**Information provided:**
* * *

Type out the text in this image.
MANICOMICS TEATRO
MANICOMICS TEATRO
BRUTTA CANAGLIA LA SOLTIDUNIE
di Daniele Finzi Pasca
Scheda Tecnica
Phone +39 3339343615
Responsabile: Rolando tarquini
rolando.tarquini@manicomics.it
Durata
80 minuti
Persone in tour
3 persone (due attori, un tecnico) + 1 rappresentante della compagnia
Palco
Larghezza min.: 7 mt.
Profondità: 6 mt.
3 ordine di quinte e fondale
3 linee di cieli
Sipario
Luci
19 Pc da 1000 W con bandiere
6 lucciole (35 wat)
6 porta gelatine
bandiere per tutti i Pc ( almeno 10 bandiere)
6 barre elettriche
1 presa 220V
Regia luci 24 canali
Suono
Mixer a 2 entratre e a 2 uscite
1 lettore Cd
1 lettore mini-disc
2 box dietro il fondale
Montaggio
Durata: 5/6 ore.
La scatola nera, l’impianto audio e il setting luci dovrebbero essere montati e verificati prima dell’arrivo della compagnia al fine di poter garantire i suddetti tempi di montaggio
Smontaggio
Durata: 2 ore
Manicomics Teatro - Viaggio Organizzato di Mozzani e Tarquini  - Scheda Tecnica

* * *

**Given instruction:** Make an exact copy of every line in the data.

**Complete response:**
Type out the text in this image.
MANICOMICS TEATRO
MANICOMICS TEATRO
BRUTTA CANAGLIA LA SOLTIDUNIE
di Daniele Finzi Pasca
Scheda Tecnica
Phone +39 3339343615
Responsabile: Rolando tarquini
rolando.tarquini@manicomics.it
Durata
80 minuti
Persone in tour
3 persone (due attori, un tecnico) + 1 rappresentante della compagnia
Palco
Larghezza min.: 7 mt.
Profondità: 6 mt.
3 ordine di quinte e fondale
3 linee di cieli
Sipario
Luci
19 Pc da 1000 W con bandiere
6 lucciole (35 wat)
6 porta gelatine
bandiere per tutti i Pc ( almeno 10 bandiere)
6 barre elettriche
1 presa 220V
Regia luci 24 canali
Suono
Mixer a 2 entratre e a 2 uscite
1 lettore Cd
1 lettore mini-disc
2 box dietro il fondale
Montaggio
Durata: 5/6 ore.
La scatola nera, l’impianto audio e il setting luci dovrebbero essere montati e verificati prima dell’arrivo della compagnia al fine di poter garantire i suddetti tempi di montaggio
Smontaggio
Durata: 2 ore
Manicomics Teatro - Viaggio Organizzato di Mozzani e Tarquini  - Scheda Tecnica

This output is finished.